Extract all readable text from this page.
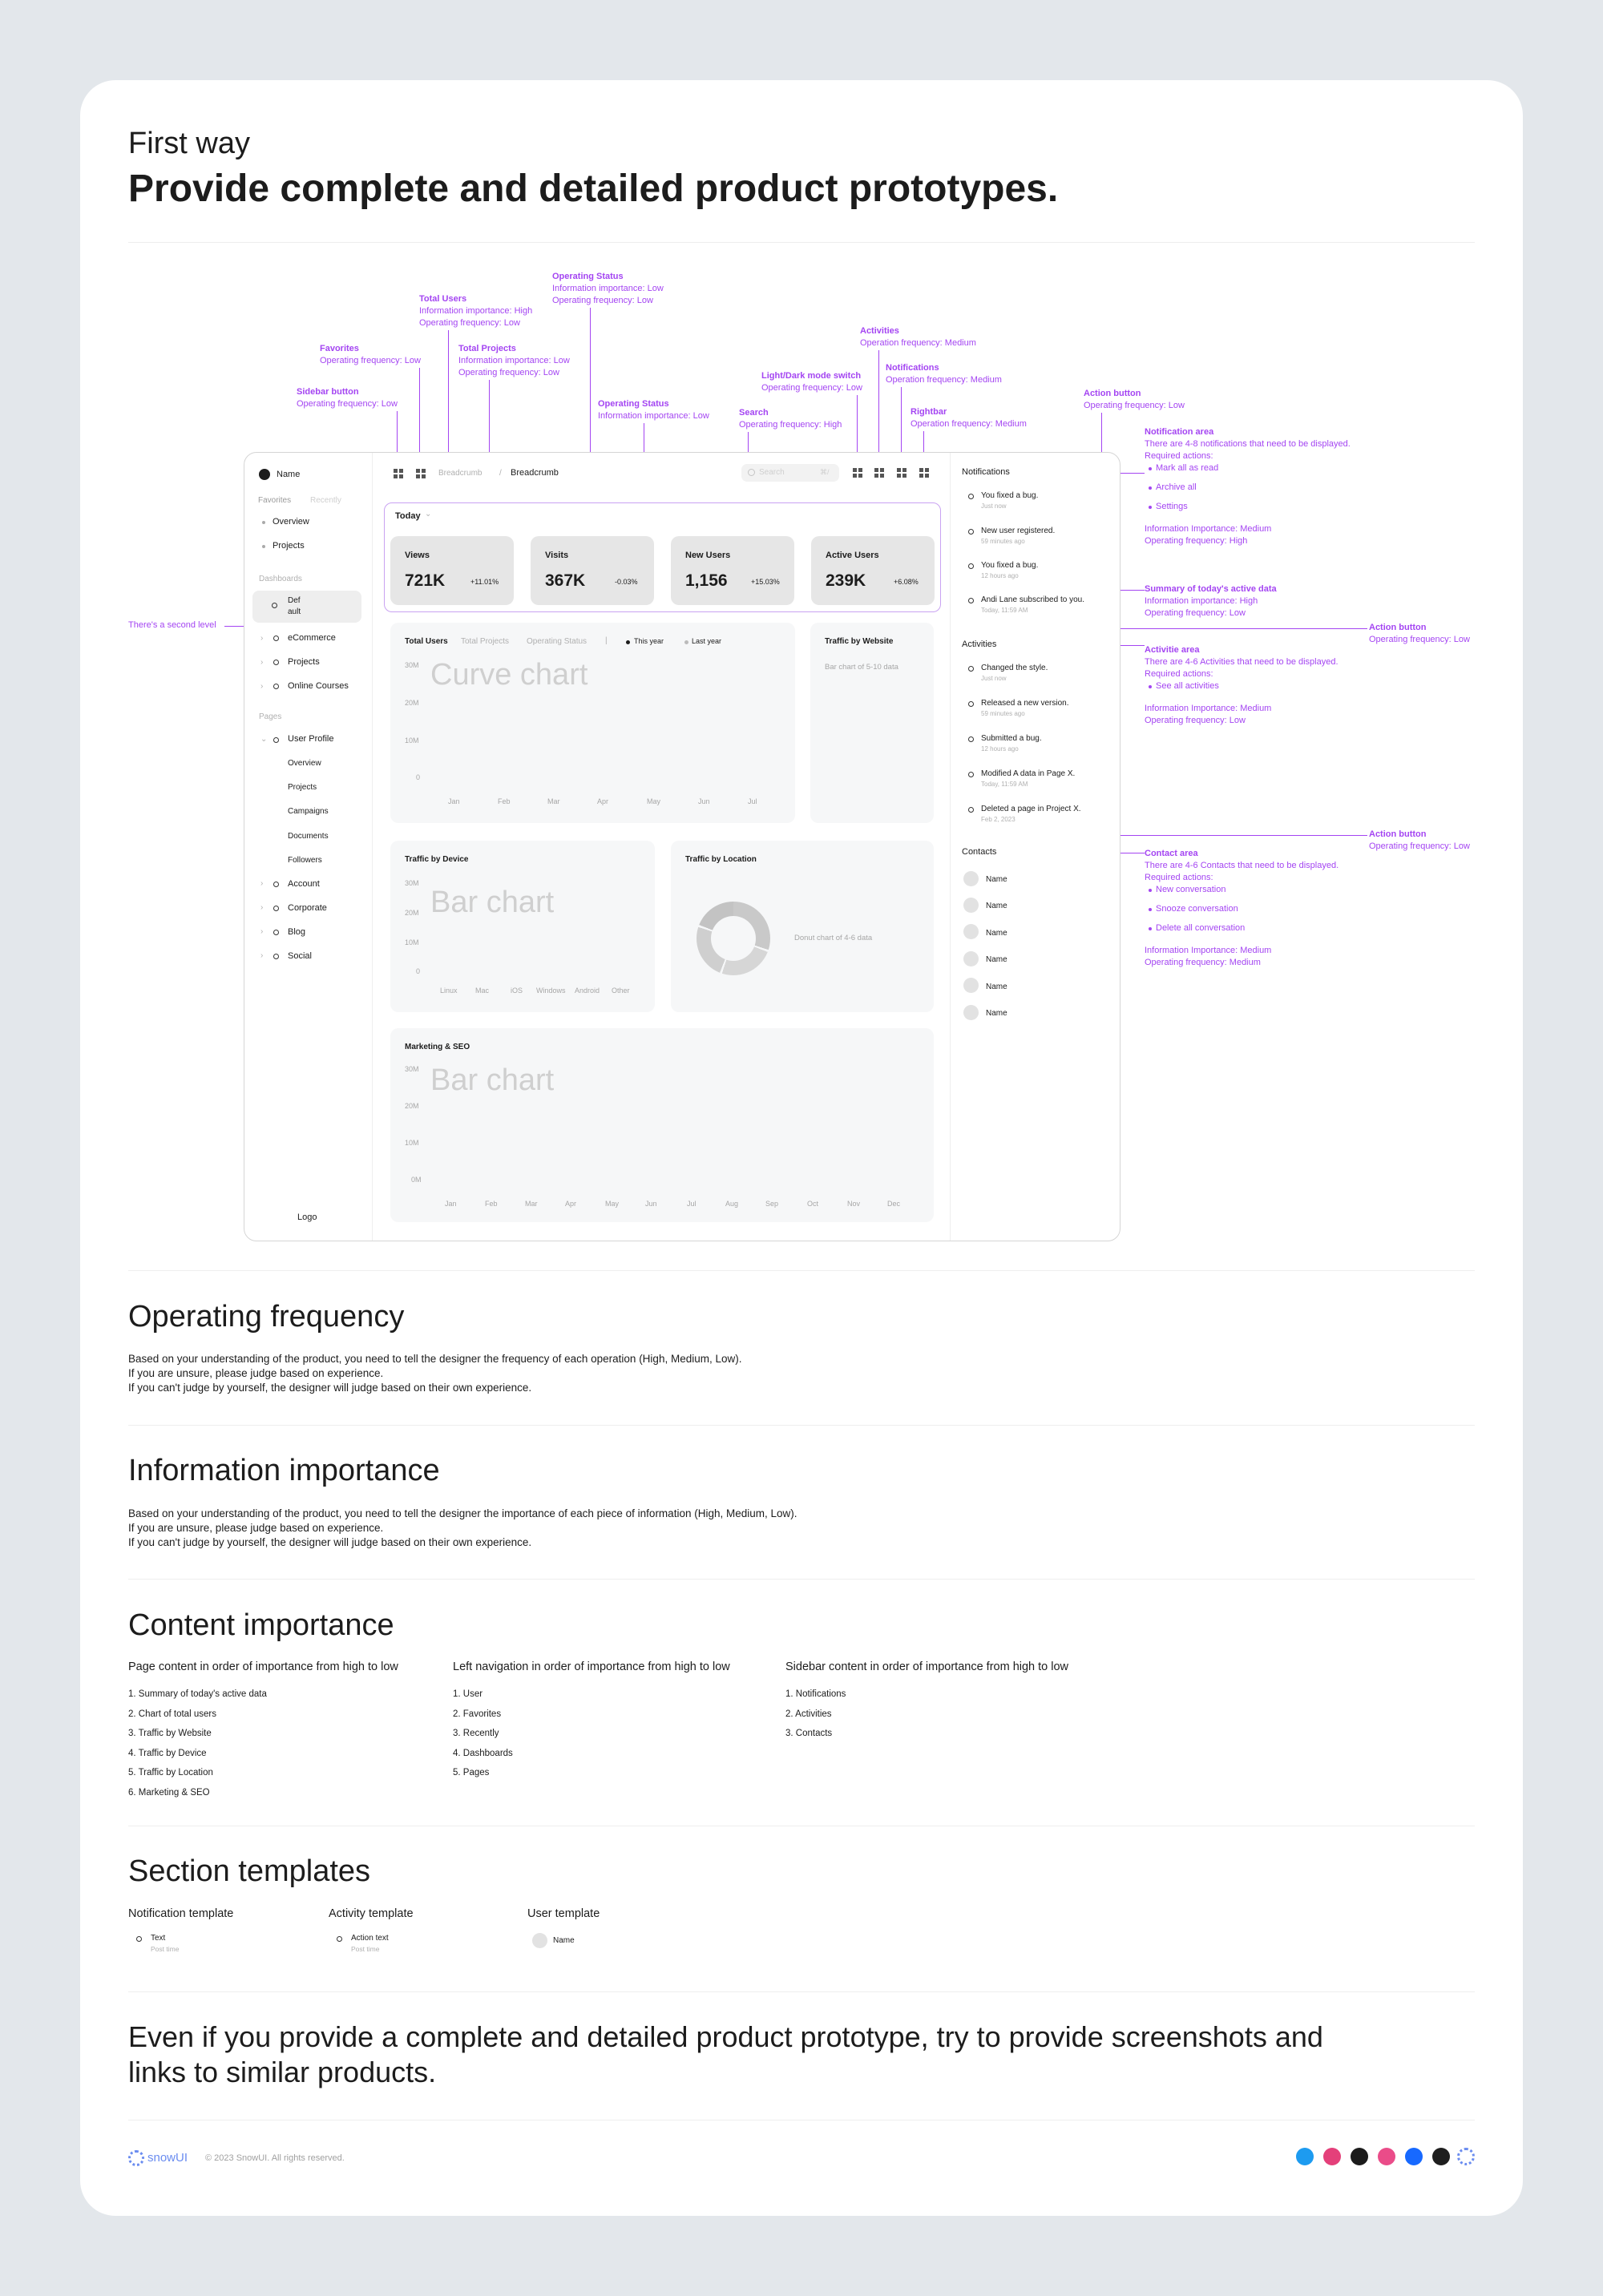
First way
Provide complete and detailed product prototypes.
Sidebar button
Operating frequency: Low
Favorites
Operating frequency: Low
Total Users
Information importance: High
Operating frequency: Low
Total Projects
Information importance: Low
Operating frequency: Low
Operating Status
Information importance: Low
Operating frequency: Low
Operating Status
Information importance: Low	Search
Operating frequency: High
Light/Dark mode switch
Operating frequency: Low
Activities
Operation frequency: Medium
Notifications
Operation frequency: Medium
Rightbar
Operation frequency: Medium
Action button
Operating frequency: Low
There's a second level
Notification area
There are 4-8 notifications that need to be displayed.
Required actions:
Mark all as read
Archive all
Settings
Information Importance: Medium
Operating frequency: High
Summary of today's active data
Information importance: High
Operating frequency: Low
Action button
Operating frequency: Low
Activitie area
There are 4-6 Activities that need to be displayed.
Required actions:
See all activities
Information Importance: Medium
Operating frequency: Low
Action button
Operating frequency: Low
Contact area
There are 4-6 Contacts that need to be displayed.
Required actions:
New conversation
Snooze conversation
Delete all conversation
Information Importance: Medium
Operating frequency: Medium
Name
Favorites Recently
Overview
Projects
Dashboards
Def
ault
›	eCommerce
›	Projects
›	Online Courses
Pages
⌄ User Profile
Overview
Projects
Campaigns
Documents
Followers
›	Account
›	Corporate
›	Blog
›	Social
Logo
Breadcrumb / Breadcrumb	Search	⌘/
Today ⌄
Views
721K	+11.01%
Visits
367K	-0.03%
New Users
1,156	+15.03%
Active Users
239K	+6.08%
Total Users Total Projects Operating Status |	This year	Last year
Curve chart
30M
20M
10M
0
Jan	Feb	Mar	Apr	May	Jun	Jul
Traffic by Website
Bar chart of 5-10 data
Traffic by Device
Bar chart
30M
20M
10M
0
Linux Mac	iOS Windows Android Other
Traffic by Location
Donut chart of 4-6 data
Marketing & SEO
Bar chart
30M
20M
10M
0M
Jan	Feb	Mar	Apr	May	Jun	Jul	Aug	Sep	Oct	Nov	Dec
Notifications
You fixed a bug.
Just now
New user registered.
59 minutes ago
You fixed a bug.
12 hours ago
Andi Lane subscribed to you.
Today, 11:59 AM
Activities
Changed the style.
Just now
Released a new version.
59 minutes ago
Submitted a bug.
12 hours ago
Modified A data in Page X.
Today, 11:59 AM
Deleted a page in Project X.
Feb 2, 2023
Contacts
Name
Name
Name
Name
Name
Name
Operating frequency
Based on your understanding of the product, you need to tell the designer the frequency of each operation (High, Medium, Low).
If you are unsure, please judge based on experience.
If you can't judge by yourself, the designer will judge based on their own experience.
Information importance
Based on your understanding of the product, you need to tell the designer the importance of each piece of information (High, Medium, Low).
If you are unsure, please judge based on experience.
If you can't judge by yourself, the designer will judge based on their own experience.
Content importance
Page content in order of importance from high to low
1. Summary of today's active data
2. Chart of total users
3. Traffic by Website
4. Traffic by Device
5. Traffic by Location
6. Marketing & SEO
Left navigation in order of importance from high to low
1. User
2. Favorites
3. Recently
4. Dashboards
5. Pages
Sidebar content in order of importance from high to low
1. Notifications
2. Activities
3. Contacts
Section templates
Notification template
Text
Post time
Activity template
Action text
Post time
User template
Name
Even if you provide a complete and detailed product prototype, try to provide screenshots and
links to similar products.
snowUI © 2023 SnowUI. All rights reserved.
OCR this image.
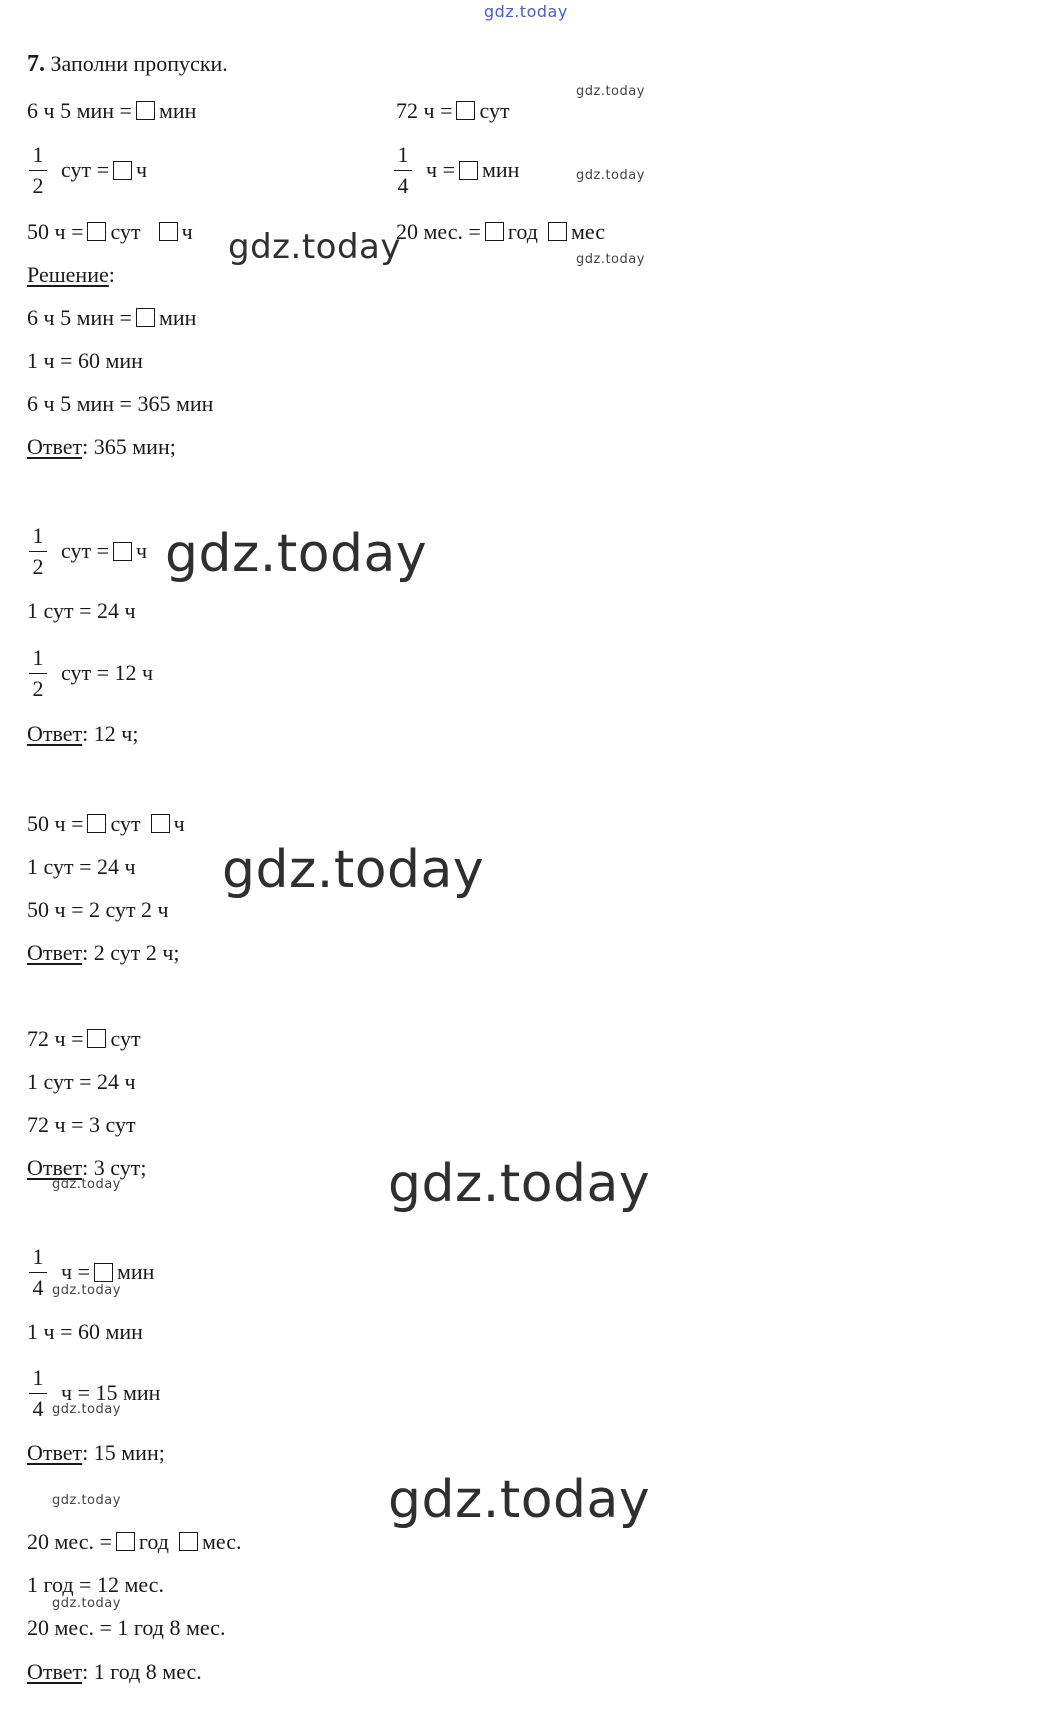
gdz.today
7. Заполни пропуски.
6 ч 5 мин = мин	72 ч = сут
gdz.today
$\frac{1}{2}$ сут = ч	$\frac{1}{4}$ ч = мин	gdz.today
50 ч = сут ч	20 мес. = год мес
gdz.today	gdz.today
Решение:
6 ч 5 мин = мин
1 ч = 60 мин
6 ч 5 мин = 365 мин
Ответ: 365 мин;
$\frac{1}{2}$ сут = ч gdz.today
1 сут = 24 ч
$\frac{1}{2}$ сут = 12 ч
Ответ: 12 ч;
50 ч = сут ч
1 сут = 24 ч gdz.today
50 ч = 2 сут 2 ч
Ответ: 2 сут 2 ч;
72 ч = сут
1 сут = 24 ч
72 ч = 3 сут
Ответ: 3 сут;
gdz.today	gdz.today
$\frac{1}{4}$ ч = мин
gdz.today
1 ч = 60 мин
$\frac{1}{4}$ ч = 15 мин
gdz.today
Ответ: 15 мин;
gdz.today	gdz.today
20 мес. = год мес.
1 год = 12 мес.
gdz.today
20 мес. = 1 год 8 мес.
Ответ: 1 год 8 мес.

▬▬▬

Go through the records and show every line with the string "need" in it.

There are 4-8 notifications that need to be displayed.
There are 4-6 Activities that need to be displayed.
There are 4-6 Contacts that need to be displayed.
Based on your understanding of the product, you need to tell the designer the frequency of each operation (High, Medium, Low).
Based on your understanding of the product, you need to tell the designer the importance of each piece of information (High, Medium, Low).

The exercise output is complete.